→ To do
Copy out every line that contains the word "Save".
start
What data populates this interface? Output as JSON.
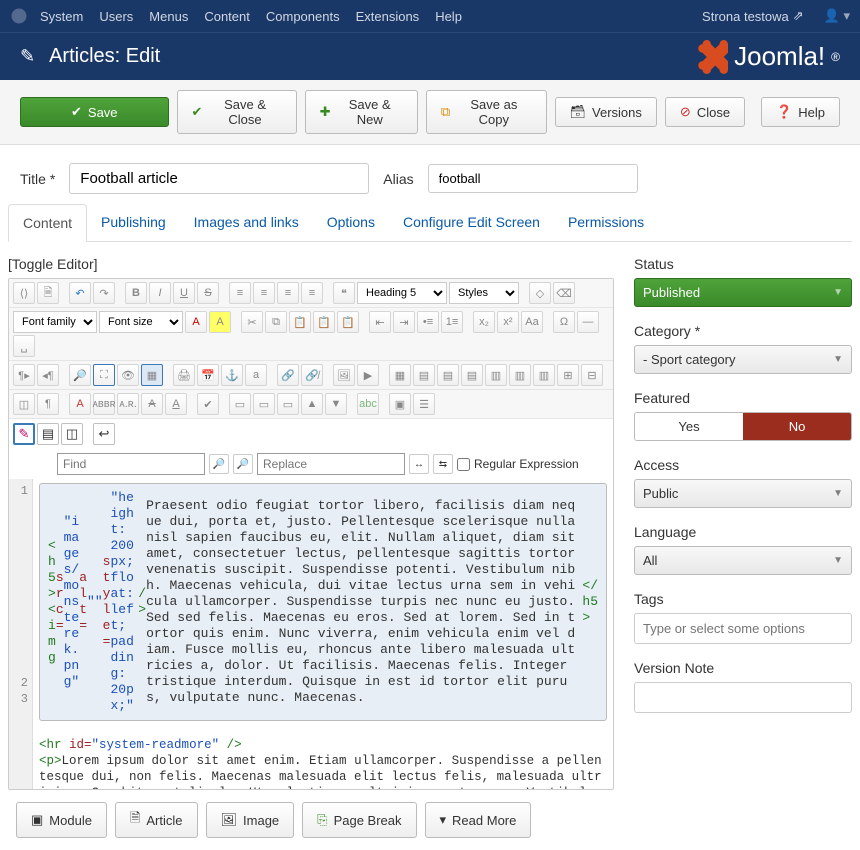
{
  "topnav": {
    "items": [
      "System",
      "Users",
      "Menus",
      "Content",
      "Components",
      "Extensions",
      "Help"
    ],
    "site": "Strona testowa"
  },
  "header": {
    "title": "Articles: Edit",
    "logo": "Joomla!"
  },
  "toolbar": {
    "save": "Save",
    "saveClose": "Save & Close",
    "saveNew": "Save & New",
    "saveCopy": "Save as Copy",
    "versions": "Versions",
    "close": "Close",
    "help": "Help"
  },
  "form": {
    "titleLabel": "Title *",
    "titleValue": "Football article",
    "aliasLabel": "Alias",
    "aliasValue": "football"
  },
  "tabs": [
    "Content",
    "Publishing",
    "Images and links",
    "Options",
    "Configure Edit Screen",
    "Permissions"
  ],
  "toggleEditor": "[Toggle Editor]",
  "editor": {
    "formatSel": "Heading 5",
    "stylesSel": "Styles",
    "fontFamily": "Font family",
    "fontSize": "Font size",
    "findPlaceholder": "Find",
    "replacePlaceholder": "Replace",
    "regexLabel": "Regular Expression",
    "gutter": [
      "1",
      "2",
      "3"
    ]
  },
  "codeHtml": "<span class='sel'><span style='color:#207a20'>&lt;h5&gt;&lt;img</span> <span style='color:#a02020'>src=</span><span style='color:#1a50b8'>\"images/monsterek.png\"</span> <span style='color:#a02020'>alt=</span><span style='color:#1a50b8'>\"\"</span> <span style='color:#a02020'>style=</span><span style='color:#1a50b8'>\"height: 200px; float: left; padding: 20px;\"</span> <span style='color:#207a20'>/&gt;</span>Praesent odio feugiat tortor libero, facilisis diam neque dui, porta et, justo. Pellentesque scelerisque nulla nisl sapien faucibus eu, elit. Nullam aliquet, diam sit amet, consectetuer lectus, pellentesque sagittis tortor venenatis suscipit. Suspendisse potenti. Vestibulum nibh. Maecenas vehicula, dui vitae lectus urna sem in vehicula ullamcorper. Suspendisse turpis nec nunc eu justo. Sed sed felis. Maecenas eu eros. Sed at lorem. Sed in tortor quis enim. Nunc viverra, enim vehicula enim vel diam. Fusce mollis eu, rhoncus ante libero malesuada ultricies a, dolor. Ut facilisis. Maecenas felis. Integer tristique interdum. Quisque in est id tortor elit purus, vulputate nunc. Maecenas.<span style='color:#207a20'>&lt;/h5&gt;</span></span>\n<span style='color:#207a20'>&lt;hr</span> <span style='color:#a02020'>id=</span><span style='color:#1a50b8'>\"system-readmore\"</span> <span style='color:#207a20'>/&gt;</span>\n<span style='color:#207a20'>&lt;p&gt;</span>Lorem ipsum dolor sit amet enim. Etiam ullamcorper. Suspendisse a pellentesque dui, non felis. Maecenas malesuada elit lectus felis, malesuada ultricies. Curabitur et ligula. Ut molestie a, ultricies porta urna. Vestibulum commodo volutpat a, convallis ac, laoreet enim. Phasellus fermentum in, dolor. Pellentesque facilisis. Nulla imperdiet sit amet magna. Vestibulum dapibus, mauris nec malesuada fames ac turpis velit, rhoncus eu, luctus et interdum adipiscing wisi. Aliquam erat ac",
  "bottomBtns": {
    "module": "Module",
    "article": "Article",
    "image": "Image",
    "pageBreak": "Page Break",
    "readMore": "Read More"
  },
  "side": {
    "statusLabel": "Status",
    "statusValue": "Published",
    "categoryLabel": "Category *",
    "categoryValue": "- Sport category",
    "featuredLabel": "Featured",
    "featuredYes": "Yes",
    "featuredNo": "No",
    "accessLabel": "Access",
    "accessValue": "Public",
    "languageLabel": "Language",
    "languageValue": "All",
    "tagsLabel": "Tags",
    "tagsPlaceholder": "Type or select some options",
    "versionNoteLabel": "Version Note"
  }
}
end
→ Answer to this exercise
    "save": "Save",
    "saveClose": "Save & Close",
    "saveNew": "Save & New",
    "saveCopy": "Save as Copy",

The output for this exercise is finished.